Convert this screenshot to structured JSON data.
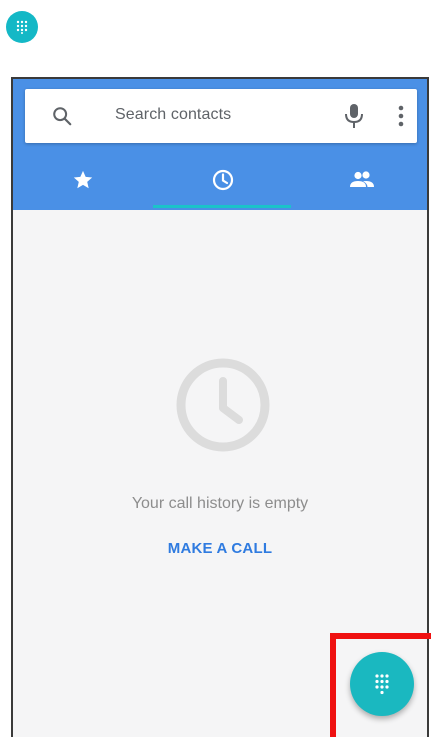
{
  "search": {
    "placeholder": "Search contacts"
  },
  "tabs": [
    {
      "name": "favorites",
      "icon": "star-icon",
      "selected": false
    },
    {
      "name": "recents",
      "icon": "clock-icon",
      "selected": true
    },
    {
      "name": "contacts",
      "icon": "people-icon",
      "selected": false
    }
  ],
  "empty_state": {
    "message": "Your call history is empty",
    "action_label": "MAKE A CALL",
    "icon": "clock-icon"
  },
  "fab": {
    "icon": "dialpad-icon"
  },
  "colors": {
    "header": "#4a90e6",
    "accent_teal": "#1ab8c0",
    "action_blue": "#2f7be0",
    "highlight_red": "#ef1111"
  }
}
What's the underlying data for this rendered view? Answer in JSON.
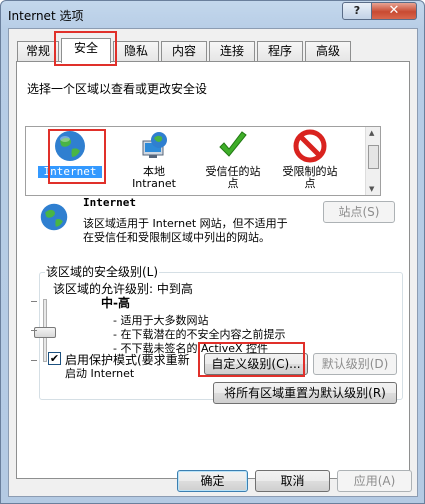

________________

_What to produce_
Every entry above needs to be retyped exactly; drop the pictures.

_Worked solution_
Convert this screenshot to structured JSON data.
{
  "search": {
    "placeholder": "Search contacts"
  },
  "tabs": [
    {
      "name": "favorites",
      "icon": "star-icon",
      "selected": false
    },
    {
      "name": "recents",
      "icon": "clock-icon",
      "selected": true
    },
    {
      "name": "contacts",
      "icon": "people-icon",
      "selected": false
    }
  ],
  "empty_state": {
    "message": "Your call history is empty",
    "action_label": "MAKE A CALL",
    "icon": "clock-icon"
  },
  "fab": {
    "icon": "dialpad-icon"
  },
  "colors": {
    "header": "#4a90e6",
    "accent_teal": "#1ab8c0",
    "action_blue": "#2f7be0",
    "highlight_red": "#ef1111"
  }
}
What's the underlying data for this rendered view? Answer in JSON.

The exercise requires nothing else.